- _Stated goal_: Only the pictures are to be left out; set down the rest of the records exactly.

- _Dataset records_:
** Begin **
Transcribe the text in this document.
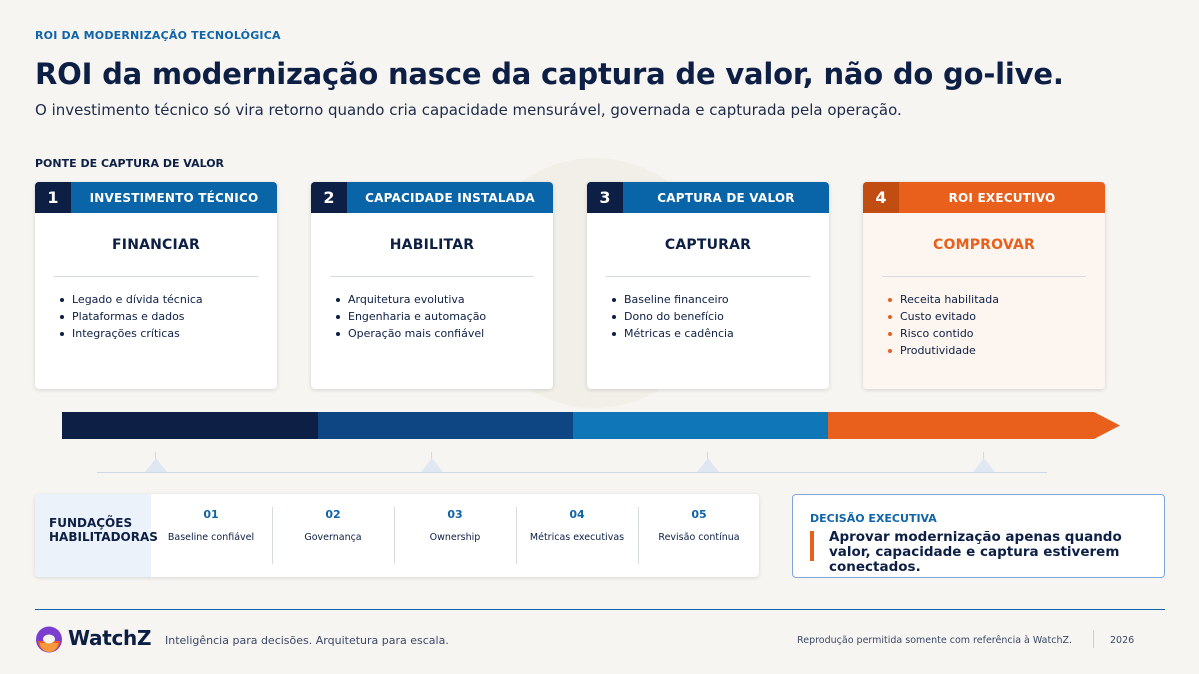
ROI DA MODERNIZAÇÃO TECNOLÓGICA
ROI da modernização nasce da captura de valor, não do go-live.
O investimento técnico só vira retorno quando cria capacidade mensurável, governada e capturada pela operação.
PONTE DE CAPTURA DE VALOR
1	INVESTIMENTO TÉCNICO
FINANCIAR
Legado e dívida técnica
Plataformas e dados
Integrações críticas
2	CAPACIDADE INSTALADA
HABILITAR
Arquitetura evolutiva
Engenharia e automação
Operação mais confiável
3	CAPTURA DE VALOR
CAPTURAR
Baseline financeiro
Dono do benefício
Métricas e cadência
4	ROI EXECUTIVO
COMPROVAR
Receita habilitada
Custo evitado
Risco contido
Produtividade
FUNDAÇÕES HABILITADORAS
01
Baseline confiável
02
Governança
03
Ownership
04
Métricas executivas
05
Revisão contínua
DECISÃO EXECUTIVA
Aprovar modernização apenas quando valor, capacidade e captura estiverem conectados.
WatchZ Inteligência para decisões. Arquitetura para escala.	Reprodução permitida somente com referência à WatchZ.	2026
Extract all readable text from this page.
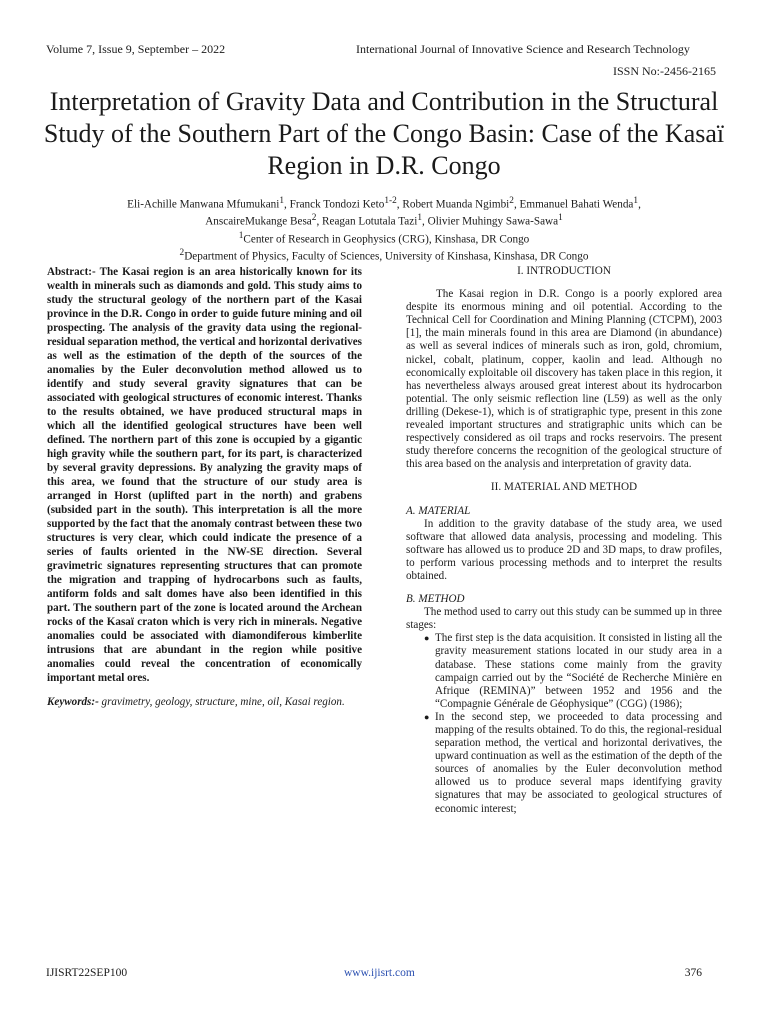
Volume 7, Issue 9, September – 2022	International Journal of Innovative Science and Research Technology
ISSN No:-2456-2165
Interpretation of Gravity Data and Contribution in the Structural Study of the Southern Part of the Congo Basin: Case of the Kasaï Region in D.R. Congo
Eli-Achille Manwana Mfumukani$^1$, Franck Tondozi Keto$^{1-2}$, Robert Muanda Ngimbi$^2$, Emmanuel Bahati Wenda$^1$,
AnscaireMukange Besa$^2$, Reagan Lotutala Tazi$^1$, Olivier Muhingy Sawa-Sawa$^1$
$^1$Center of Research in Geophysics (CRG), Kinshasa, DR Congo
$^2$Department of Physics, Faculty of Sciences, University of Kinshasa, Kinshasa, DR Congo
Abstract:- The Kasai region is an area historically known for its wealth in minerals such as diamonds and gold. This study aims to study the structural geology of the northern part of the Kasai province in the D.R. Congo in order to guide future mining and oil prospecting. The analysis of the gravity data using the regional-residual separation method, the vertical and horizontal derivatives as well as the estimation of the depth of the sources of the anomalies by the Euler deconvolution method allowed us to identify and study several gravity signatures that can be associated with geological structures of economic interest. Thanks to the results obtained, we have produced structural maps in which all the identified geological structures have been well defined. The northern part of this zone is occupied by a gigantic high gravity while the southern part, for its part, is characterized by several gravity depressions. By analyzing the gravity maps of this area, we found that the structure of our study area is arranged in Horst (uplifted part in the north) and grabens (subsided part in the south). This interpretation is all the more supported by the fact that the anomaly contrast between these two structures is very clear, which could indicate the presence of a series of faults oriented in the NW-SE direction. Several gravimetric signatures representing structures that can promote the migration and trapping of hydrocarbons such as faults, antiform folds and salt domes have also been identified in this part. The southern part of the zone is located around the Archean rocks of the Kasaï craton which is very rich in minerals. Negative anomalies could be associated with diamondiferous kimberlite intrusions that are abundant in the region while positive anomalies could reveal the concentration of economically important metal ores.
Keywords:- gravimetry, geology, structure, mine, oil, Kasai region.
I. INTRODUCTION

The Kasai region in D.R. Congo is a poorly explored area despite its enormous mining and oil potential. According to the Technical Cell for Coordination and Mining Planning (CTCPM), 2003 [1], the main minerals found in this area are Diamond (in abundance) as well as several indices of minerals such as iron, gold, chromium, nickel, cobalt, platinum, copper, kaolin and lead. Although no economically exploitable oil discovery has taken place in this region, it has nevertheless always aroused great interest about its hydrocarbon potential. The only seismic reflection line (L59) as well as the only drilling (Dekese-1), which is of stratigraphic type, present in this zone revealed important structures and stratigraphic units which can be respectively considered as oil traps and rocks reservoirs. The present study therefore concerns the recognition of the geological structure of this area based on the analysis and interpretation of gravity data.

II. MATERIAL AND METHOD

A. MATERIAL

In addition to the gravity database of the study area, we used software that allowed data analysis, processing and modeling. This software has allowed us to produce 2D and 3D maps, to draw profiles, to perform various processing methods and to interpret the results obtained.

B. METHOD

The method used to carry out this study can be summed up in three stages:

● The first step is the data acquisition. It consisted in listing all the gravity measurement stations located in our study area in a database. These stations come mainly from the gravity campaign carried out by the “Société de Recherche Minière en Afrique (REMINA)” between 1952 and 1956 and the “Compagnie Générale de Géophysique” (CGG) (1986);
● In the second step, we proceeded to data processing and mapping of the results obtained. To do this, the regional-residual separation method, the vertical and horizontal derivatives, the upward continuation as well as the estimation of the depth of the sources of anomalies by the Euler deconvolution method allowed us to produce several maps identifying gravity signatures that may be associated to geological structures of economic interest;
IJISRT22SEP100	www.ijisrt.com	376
** End **
- _Result of the exercise_:
Transcribe the text in this document.
ROI DA MODERNIZAÇÃO TECNOLÓGICA
ROI da modernização nasce da captura de valor, não do go-live.
O investimento técnico só vira retorno quando cria capacidade mensurável, governada e capturada pela operação.
PONTE DE CAPTURA DE VALOR
1	INVESTIMENTO TÉCNICO
FINANCIAR
Legado e dívida técnica
Plataformas e dados
Integrações críticas
2	CAPACIDADE INSTALADA
HABILITAR
Arquitetura evolutiva
Engenharia e automação
Operação mais confiável
3	CAPTURA DE VALOR
CAPTURAR
Baseline financeiro
Dono do benefício
Métricas e cadência
4	ROI EXECUTIVO
COMPROVAR
Receita habilitada
Custo evitado
Risco contido
Produtividade
FUNDAÇÕES HABILITADORAS
01
Baseline confiável
02
Governança
03
Ownership
04
Métricas executivas
05
Revisão contínua
DECISÃO EXECUTIVA
Aprovar modernização apenas quando valor, capacidade e captura estiverem conectados.
WatchZ Inteligência para decisões. Arquitetura para escala.	Reprodução permitida somente com referência à WatchZ.	2026
Extract all readable text from this page.
Volume 7, Issue 9, September – 2022	International Journal of Innovative Science and Research Technology
ISSN No:-2456-2165
Interpretation of Gravity Data and Contribution in the Structural Study of the Southern Part of the Congo Basin: Case of the Kasaï Region in D.R. Congo
Eli-Achille Manwana Mfumukani$^1$, Franck Tondozi Keto$^{1-2}$, Robert Muanda Ngimbi$^2$, Emmanuel Bahati Wenda$^1$,
AnscaireMukange Besa$^2$, Reagan Lotutala Tazi$^1$, Olivier Muhingy Sawa-Sawa$^1$
$^1$Center of Research in Geophysics (CRG), Kinshasa, DR Congo
$^2$Department of Physics, Faculty of Sciences, University of Kinshasa, Kinshasa, DR Congo
Abstract:- The Kasai region is an area historically known for its wealth in minerals such as diamonds and gold. This study aims to study the structural geology of the northern part of the Kasai province in the D.R. Congo in order to guide future mining and oil prospecting. The analysis of the gravity data using the regional-residual separation method, the vertical and horizontal derivatives as well as the estimation of the depth of the sources of the anomalies by the Euler deconvolution method allowed us to identify and study several gravity signatures that can be associated with geological structures of economic interest. Thanks to the results obtained, we have produced structural maps in which all the identified geological structures have been well defined. The northern part of this zone is occupied by a gigantic high gravity while the southern part, for its part, is characterized by several gravity depressions. By analyzing the gravity maps of this area, we found that the structure of our study area is arranged in Horst (uplifted part in the north) and grabens (subsided part in the south). This interpretation is all the more supported by the fact that the anomaly contrast between these two structures is very clear, which could indicate the presence of a series of faults oriented in the NW-SE direction. Several gravimetric signatures representing structures that can promote the migration and trapping of hydrocarbons such as faults, antiform folds and salt domes have also been identified in this part. The southern part of the zone is located around the Archean rocks of the Kasaï craton which is very rich in minerals. Negative anomalies could be associated with diamondiferous kimberlite intrusions that are abundant in the region while positive anomalies could reveal the concentration of economically important metal ores.
Keywords:- gravimetry, geology, structure, mine, oil, Kasai region.
I. INTRODUCTION

The Kasai region in D.R. Congo is a poorly explored area despite its enormous mining and oil potential. According to the Technical Cell for Coordination and Mining Planning (CTCPM), 2003 [1], the main minerals found in this area are Diamond (in abundance) as well as several indices of minerals such as iron, gold, chromium, nickel, cobalt, platinum, copper, kaolin and lead. Although no economically exploitable oil discovery has taken place in this region, it has nevertheless always aroused great interest about its hydrocarbon potential. The only seismic reflection line (L59) as well as the only drilling (Dekese-1), which is of stratigraphic type, present in this zone revealed important structures and stratigraphic units which can be respectively considered as oil traps and rocks reservoirs. The present study therefore concerns the recognition of the geological structure of this area based on the analysis and interpretation of gravity data.

II. MATERIAL AND METHOD

A. MATERIAL

In addition to the gravity database of the study area, we used software that allowed data analysis, processing and modeling. This software has allowed us to produce 2D and 3D maps, to draw profiles, to perform various processing methods and to interpret the results obtained.

B. METHOD

The method used to carry out this study can be summed up in three stages:

● The first step is the data acquisition. It consisted in listing all the gravity measurement stations located in our study area in a database. These stations come mainly from the gravity campaign carried out by the “Société de Recherche Minière en Afrique (REMINA)” between 1952 and 1956 and the “Compagnie Générale de Géophysique” (CGG) (1986);
● In the second step, we proceeded to data processing and mapping of the results obtained. To do this, the regional-residual separation method, the vertical and horizontal derivatives, the upward continuation as well as the estimation of the depth of the sources of anomalies by the Euler deconvolution method allowed us to produce several maps identifying gravity signatures that may be associated to geological structures of economic interest;
IJISRT22SEP100	www.ijisrt.com	376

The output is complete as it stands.